- _YOUR INSTRUCTIONS_
Give the material again in full, matching it exactly.

- _MATERIALS PROVIDED_
########

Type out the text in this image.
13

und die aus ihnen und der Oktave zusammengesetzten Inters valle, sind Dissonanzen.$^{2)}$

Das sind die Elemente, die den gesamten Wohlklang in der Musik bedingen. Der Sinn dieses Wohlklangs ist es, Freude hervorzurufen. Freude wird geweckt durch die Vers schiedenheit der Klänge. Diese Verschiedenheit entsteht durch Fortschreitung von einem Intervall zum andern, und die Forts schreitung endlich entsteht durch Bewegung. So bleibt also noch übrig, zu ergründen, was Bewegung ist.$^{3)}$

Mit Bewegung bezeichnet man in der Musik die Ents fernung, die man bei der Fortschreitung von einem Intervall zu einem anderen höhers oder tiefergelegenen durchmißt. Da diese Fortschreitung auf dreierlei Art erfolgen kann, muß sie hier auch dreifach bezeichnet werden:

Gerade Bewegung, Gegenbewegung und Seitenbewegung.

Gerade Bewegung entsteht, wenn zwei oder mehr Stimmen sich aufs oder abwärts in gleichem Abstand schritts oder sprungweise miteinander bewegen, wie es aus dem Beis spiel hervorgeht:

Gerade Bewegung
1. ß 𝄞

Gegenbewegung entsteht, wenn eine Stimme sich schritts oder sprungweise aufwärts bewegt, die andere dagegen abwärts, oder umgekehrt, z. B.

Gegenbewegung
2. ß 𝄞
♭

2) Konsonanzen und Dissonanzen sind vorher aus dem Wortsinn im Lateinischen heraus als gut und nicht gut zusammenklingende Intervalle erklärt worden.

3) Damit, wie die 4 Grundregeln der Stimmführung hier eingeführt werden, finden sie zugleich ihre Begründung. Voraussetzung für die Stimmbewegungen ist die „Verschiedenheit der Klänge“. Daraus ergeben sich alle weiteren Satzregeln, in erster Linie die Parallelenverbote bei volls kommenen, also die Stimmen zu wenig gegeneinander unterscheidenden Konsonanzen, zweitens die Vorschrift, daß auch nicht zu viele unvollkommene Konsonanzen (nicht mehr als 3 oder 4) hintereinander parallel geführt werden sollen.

########

- _THE RESULT_
Type out the text in this image.
13

und die aus ihnen und der Oktave zusammengesetzten Inters valle, sind Dissonanzen.$^{2)}$

Das sind die Elemente, die den gesamten Wohlklang in der Musik bedingen. Der Sinn dieses Wohlklangs ist es, Freude hervorzurufen. Freude wird geweckt durch die Vers schiedenheit der Klänge. Diese Verschiedenheit entsteht durch Fortschreitung von einem Intervall zum andern, und die Forts schreitung endlich entsteht durch Bewegung. So bleibt also noch übrig, zu ergründen, was Bewegung ist.$^{3)}$

Mit Bewegung bezeichnet man in der Musik die Ents fernung, die man bei der Fortschreitung von einem Intervall zu einem anderen höhers oder tiefergelegenen durchmißt. Da diese Fortschreitung auf dreierlei Art erfolgen kann, muß sie hier auch dreifach bezeichnet werden:

Gerade Bewegung, Gegenbewegung und Seitenbewegung.

Gerade Bewegung entsteht, wenn zwei oder mehr Stimmen sich aufs oder abwärts in gleichem Abstand schritts oder sprungweise miteinander bewegen, wie es aus dem Beis spiel hervorgeht:

Gerade Bewegung
1. ß 𝄞

Gegenbewegung entsteht, wenn eine Stimme sich schritts oder sprungweise aufwärts bewegt, die andere dagegen abwärts, oder umgekehrt, z. B.

Gegenbewegung
2. ß 𝄞
♭

2) Konsonanzen und Dissonanzen sind vorher aus dem Wortsinn im Lateinischen heraus als gut und nicht gut zusammenklingende Intervalle erklärt worden.

3) Damit, wie die 4 Grundregeln der Stimmführung hier eingeführt werden, finden sie zugleich ihre Begründung. Voraussetzung für die Stimmbewegungen ist die „Verschiedenheit der Klänge“. Daraus ergeben sich alle weiteren Satzregeln, in erster Linie die Parallelenverbote bei volls kommenen, also die Stimmen zu wenig gegeneinander unterscheidenden Konsonanzen, zweitens die Vorschrift, daß auch nicht zu viele unvollkommene Konsonanzen (nicht mehr als 3 oder 4) hintereinander parallel geführt werden sollen.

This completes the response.